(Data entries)
== == ==

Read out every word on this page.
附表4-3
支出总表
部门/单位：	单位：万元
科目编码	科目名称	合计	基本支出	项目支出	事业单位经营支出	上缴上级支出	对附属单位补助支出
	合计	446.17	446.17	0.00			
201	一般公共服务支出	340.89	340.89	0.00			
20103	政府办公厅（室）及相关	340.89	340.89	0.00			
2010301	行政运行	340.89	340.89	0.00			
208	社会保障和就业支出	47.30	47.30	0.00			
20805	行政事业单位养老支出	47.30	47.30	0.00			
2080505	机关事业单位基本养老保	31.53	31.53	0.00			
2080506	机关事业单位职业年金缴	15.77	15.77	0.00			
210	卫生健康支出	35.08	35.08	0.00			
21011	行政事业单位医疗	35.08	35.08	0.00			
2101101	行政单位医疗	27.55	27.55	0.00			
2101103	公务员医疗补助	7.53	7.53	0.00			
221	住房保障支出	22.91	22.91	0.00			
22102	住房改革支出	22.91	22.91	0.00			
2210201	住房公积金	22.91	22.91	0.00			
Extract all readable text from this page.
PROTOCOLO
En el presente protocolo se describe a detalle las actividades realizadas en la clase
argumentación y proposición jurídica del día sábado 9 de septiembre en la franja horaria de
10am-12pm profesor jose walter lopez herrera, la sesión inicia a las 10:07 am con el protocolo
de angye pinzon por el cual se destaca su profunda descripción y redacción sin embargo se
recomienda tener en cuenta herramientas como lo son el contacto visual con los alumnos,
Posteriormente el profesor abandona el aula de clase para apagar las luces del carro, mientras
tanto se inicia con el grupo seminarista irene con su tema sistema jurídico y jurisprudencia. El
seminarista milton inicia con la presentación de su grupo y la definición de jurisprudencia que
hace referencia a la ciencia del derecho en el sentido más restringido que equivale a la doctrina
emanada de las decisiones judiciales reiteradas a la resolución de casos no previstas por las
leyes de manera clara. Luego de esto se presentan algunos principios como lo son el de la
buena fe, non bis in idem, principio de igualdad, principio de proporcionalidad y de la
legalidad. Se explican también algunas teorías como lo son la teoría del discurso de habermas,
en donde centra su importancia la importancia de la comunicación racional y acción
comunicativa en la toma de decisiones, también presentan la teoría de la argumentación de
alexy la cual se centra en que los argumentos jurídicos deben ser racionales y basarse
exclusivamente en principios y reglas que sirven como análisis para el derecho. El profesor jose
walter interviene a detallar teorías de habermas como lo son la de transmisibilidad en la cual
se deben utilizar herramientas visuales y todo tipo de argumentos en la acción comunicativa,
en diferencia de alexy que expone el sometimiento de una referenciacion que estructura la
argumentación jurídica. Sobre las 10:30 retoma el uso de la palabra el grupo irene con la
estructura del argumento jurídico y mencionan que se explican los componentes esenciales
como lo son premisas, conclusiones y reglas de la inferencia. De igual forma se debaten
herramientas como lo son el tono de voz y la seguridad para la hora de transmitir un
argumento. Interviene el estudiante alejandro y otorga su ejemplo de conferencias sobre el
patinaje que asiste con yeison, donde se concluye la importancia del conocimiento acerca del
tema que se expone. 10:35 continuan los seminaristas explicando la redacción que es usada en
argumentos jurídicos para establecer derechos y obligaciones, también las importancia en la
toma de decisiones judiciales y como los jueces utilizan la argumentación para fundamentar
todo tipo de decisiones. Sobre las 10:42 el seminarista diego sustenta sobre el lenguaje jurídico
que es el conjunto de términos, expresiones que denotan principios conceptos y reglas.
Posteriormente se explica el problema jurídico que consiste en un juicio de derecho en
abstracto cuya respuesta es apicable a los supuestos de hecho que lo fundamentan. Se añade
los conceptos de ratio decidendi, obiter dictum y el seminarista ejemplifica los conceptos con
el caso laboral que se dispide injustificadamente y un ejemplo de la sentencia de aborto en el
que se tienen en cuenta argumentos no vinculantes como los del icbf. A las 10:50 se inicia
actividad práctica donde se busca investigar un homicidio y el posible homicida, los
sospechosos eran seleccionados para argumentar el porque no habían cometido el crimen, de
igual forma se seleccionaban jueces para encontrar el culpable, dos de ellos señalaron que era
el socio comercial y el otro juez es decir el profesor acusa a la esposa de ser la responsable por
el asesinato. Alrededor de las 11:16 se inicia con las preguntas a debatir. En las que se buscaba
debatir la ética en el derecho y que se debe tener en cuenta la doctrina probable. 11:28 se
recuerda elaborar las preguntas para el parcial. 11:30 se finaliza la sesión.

== == ==

### [Exercise brief]
Look through the material and say how many lines hold "habermas". Give the number only.

### [Exercise result]
2